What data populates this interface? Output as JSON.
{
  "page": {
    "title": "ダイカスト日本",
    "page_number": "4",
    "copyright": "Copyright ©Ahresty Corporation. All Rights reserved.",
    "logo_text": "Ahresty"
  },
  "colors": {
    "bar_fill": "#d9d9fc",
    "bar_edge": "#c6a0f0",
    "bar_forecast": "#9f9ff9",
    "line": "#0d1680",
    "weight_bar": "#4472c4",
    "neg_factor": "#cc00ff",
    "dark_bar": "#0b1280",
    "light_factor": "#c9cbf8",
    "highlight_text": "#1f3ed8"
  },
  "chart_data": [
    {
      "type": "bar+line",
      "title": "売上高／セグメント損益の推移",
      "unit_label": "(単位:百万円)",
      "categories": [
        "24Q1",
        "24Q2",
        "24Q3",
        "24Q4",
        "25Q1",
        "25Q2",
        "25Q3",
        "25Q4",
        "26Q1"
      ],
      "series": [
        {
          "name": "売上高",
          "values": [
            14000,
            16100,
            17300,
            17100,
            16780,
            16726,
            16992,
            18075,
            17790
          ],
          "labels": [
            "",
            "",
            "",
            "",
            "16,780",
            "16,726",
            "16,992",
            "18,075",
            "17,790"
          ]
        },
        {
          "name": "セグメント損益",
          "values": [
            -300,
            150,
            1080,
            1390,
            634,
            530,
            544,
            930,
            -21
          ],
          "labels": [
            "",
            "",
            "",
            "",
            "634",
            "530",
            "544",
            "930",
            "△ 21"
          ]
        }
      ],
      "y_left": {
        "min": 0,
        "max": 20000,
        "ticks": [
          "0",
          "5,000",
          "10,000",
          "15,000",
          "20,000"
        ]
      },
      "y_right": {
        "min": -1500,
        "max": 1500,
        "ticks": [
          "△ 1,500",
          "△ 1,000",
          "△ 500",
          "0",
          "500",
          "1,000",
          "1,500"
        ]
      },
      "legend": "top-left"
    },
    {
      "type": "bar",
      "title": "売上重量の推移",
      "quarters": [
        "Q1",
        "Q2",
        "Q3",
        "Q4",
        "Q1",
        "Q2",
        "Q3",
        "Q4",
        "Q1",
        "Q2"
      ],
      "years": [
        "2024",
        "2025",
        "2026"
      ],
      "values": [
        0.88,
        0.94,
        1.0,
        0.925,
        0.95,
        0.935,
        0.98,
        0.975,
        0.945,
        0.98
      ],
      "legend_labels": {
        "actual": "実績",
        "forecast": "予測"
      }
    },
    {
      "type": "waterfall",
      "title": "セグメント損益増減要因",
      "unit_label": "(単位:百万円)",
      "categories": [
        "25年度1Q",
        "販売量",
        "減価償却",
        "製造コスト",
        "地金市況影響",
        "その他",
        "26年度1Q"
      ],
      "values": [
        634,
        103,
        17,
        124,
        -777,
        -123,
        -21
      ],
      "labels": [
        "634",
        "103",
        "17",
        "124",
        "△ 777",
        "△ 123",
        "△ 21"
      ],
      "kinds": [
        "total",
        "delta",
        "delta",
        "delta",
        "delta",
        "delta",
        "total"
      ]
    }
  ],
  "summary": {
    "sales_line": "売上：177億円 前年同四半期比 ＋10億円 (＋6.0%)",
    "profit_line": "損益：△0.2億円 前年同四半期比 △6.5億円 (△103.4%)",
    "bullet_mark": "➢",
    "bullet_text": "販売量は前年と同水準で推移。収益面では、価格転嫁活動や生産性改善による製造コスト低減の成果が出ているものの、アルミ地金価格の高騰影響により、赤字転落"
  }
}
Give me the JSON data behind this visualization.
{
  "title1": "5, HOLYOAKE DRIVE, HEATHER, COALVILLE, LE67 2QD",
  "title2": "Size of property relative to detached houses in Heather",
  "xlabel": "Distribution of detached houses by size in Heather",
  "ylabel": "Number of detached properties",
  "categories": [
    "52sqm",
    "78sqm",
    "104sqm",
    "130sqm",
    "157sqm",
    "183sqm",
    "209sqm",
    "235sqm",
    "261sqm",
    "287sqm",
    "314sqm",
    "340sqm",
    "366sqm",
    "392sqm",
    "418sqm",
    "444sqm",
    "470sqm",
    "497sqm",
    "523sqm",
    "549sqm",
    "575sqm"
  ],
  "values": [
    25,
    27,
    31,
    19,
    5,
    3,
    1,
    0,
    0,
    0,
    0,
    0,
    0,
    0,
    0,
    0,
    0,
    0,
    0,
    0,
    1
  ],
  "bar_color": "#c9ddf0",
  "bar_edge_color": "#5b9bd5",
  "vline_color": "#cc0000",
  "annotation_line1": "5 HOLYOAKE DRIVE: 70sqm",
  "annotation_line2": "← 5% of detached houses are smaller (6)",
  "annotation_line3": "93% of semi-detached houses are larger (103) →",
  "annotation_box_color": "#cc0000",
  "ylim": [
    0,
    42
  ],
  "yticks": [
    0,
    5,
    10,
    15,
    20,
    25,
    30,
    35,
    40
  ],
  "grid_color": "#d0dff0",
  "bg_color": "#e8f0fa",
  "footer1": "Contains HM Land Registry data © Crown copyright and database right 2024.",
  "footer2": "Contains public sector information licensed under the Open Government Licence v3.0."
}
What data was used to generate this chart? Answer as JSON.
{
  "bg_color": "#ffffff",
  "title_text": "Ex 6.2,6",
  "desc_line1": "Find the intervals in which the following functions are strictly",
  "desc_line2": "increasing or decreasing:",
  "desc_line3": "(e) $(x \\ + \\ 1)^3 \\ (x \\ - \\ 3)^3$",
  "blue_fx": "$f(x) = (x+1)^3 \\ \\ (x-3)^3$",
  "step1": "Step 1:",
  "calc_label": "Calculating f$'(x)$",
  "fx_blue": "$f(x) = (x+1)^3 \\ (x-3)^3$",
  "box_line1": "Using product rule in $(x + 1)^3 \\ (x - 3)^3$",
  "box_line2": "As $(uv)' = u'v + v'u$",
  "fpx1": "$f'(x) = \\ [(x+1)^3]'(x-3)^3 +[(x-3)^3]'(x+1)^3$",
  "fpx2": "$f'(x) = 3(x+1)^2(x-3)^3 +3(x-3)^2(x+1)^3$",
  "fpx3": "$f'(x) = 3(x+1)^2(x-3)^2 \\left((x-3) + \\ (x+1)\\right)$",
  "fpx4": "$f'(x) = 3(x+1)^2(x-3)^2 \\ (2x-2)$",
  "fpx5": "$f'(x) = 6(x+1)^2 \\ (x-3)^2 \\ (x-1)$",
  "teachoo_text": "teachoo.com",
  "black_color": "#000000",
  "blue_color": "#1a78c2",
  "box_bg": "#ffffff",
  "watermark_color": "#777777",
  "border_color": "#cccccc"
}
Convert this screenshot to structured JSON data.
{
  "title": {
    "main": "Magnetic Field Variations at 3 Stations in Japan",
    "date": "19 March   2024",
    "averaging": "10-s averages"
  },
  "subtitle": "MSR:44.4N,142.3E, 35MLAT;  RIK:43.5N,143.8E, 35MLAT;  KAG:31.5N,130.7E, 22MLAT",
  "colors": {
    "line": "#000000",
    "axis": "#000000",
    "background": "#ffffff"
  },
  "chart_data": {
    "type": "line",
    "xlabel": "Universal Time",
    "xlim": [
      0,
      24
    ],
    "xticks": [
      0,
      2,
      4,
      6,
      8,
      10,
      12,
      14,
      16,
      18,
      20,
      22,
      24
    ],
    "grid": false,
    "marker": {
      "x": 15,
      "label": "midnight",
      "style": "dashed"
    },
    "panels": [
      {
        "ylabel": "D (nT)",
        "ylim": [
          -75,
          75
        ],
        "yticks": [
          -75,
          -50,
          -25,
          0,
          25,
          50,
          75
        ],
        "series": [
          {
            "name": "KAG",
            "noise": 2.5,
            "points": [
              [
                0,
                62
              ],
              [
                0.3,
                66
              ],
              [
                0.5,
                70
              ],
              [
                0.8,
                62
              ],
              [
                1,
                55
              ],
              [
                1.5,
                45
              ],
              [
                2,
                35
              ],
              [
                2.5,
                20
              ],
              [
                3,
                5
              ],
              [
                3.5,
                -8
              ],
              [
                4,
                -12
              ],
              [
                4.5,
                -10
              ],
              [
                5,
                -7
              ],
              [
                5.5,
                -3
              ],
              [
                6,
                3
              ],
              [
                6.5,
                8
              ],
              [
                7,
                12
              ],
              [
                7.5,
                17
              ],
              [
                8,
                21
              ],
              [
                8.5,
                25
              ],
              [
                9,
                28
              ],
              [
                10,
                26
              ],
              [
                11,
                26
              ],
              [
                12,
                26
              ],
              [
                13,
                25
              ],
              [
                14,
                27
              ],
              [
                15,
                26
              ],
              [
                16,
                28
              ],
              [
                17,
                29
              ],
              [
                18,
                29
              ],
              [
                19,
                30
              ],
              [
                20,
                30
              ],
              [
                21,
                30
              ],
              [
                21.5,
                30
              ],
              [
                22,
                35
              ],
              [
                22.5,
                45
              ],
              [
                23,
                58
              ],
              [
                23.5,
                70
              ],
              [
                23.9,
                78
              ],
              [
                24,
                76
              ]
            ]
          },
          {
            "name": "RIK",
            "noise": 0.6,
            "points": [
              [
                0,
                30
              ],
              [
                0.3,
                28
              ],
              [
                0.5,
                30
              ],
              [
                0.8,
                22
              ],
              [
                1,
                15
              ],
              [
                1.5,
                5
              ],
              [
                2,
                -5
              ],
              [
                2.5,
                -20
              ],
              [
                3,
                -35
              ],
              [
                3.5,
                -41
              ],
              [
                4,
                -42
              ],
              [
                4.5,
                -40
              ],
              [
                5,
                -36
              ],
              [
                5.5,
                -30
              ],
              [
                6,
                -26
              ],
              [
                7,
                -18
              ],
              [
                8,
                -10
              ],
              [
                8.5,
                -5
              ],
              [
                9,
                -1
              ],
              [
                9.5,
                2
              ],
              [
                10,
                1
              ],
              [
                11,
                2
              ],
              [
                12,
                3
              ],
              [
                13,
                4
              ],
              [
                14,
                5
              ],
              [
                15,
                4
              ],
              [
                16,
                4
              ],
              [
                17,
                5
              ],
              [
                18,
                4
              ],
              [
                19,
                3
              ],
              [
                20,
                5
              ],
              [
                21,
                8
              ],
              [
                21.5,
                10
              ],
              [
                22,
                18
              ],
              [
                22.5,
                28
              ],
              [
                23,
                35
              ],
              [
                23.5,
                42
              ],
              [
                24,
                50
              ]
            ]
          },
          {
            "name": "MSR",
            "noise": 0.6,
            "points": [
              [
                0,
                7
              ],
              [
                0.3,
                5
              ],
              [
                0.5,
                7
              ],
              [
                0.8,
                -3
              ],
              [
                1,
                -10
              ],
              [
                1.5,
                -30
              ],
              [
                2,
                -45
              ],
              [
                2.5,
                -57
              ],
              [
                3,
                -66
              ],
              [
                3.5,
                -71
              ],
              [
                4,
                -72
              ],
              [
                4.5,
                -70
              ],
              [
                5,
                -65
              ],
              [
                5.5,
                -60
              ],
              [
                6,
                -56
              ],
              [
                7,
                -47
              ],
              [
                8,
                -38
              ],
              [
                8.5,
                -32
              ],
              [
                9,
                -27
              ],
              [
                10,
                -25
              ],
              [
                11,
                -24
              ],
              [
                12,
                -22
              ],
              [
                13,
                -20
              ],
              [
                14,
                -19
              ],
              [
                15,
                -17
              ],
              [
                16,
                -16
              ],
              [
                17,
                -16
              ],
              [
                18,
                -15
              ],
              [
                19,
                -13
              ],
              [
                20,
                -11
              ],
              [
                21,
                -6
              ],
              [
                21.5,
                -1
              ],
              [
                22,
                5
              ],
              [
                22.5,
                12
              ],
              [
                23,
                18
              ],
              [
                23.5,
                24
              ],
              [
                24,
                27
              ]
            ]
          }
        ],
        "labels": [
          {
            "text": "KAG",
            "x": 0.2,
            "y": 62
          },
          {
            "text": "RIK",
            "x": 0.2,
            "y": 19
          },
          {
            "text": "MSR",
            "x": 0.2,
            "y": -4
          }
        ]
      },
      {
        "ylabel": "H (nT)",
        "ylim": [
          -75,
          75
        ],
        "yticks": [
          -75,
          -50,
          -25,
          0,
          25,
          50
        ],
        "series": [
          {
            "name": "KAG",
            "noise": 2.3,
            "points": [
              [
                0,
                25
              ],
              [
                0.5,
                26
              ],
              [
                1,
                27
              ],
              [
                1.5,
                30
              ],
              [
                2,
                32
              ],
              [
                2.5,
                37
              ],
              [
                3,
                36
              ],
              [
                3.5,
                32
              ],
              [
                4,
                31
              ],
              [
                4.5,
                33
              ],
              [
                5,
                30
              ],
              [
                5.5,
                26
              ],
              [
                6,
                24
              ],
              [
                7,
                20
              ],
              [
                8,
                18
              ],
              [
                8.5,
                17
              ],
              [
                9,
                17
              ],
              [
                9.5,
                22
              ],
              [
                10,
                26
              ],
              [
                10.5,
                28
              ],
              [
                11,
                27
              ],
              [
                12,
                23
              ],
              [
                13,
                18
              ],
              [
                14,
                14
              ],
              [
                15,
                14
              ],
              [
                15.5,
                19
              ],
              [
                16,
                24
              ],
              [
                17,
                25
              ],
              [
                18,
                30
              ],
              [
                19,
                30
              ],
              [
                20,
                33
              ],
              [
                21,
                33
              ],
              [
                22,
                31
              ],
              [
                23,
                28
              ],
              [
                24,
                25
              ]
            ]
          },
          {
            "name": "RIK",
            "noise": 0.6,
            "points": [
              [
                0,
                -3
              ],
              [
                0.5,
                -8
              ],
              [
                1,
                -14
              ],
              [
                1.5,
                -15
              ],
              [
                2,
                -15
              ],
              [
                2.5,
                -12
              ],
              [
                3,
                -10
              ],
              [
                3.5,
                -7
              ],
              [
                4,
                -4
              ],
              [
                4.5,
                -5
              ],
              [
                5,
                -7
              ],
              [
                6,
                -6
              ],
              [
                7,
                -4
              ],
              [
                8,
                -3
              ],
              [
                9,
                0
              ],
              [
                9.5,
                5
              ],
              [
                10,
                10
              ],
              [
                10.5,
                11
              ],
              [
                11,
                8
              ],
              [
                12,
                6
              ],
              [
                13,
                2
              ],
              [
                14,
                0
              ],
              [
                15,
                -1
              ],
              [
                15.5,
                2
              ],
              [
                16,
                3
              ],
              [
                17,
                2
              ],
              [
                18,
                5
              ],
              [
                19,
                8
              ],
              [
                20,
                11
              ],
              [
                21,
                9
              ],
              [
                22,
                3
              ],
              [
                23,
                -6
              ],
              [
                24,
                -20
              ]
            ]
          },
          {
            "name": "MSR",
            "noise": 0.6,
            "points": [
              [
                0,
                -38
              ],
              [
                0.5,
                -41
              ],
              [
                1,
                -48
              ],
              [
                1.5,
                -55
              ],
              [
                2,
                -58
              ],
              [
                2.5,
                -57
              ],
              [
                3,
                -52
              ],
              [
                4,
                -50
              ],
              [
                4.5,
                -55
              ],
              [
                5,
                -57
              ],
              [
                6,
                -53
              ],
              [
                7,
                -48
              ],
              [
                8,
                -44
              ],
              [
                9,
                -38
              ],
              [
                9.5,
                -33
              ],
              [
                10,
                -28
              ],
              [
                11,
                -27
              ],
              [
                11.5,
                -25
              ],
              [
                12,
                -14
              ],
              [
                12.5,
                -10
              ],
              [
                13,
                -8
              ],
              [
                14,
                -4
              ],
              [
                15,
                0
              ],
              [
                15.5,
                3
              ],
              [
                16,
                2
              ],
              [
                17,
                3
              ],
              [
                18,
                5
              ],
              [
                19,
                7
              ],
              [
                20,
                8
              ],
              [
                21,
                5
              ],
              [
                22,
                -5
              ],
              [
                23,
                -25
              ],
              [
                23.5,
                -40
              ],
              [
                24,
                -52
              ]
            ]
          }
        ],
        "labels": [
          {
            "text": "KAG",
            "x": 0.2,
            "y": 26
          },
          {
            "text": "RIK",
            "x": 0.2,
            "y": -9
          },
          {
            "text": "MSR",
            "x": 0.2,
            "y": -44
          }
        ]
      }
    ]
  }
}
____
Problem to work on: In the listing above, find each line with the word "copyright" and copy it.

Finished exercise:
    "copyright": "Copyright ©Ahresty Corporation. All Rights reserved.",
  "footer1": "Contains HM Land Registry data © Crown copyright and database right 2024.",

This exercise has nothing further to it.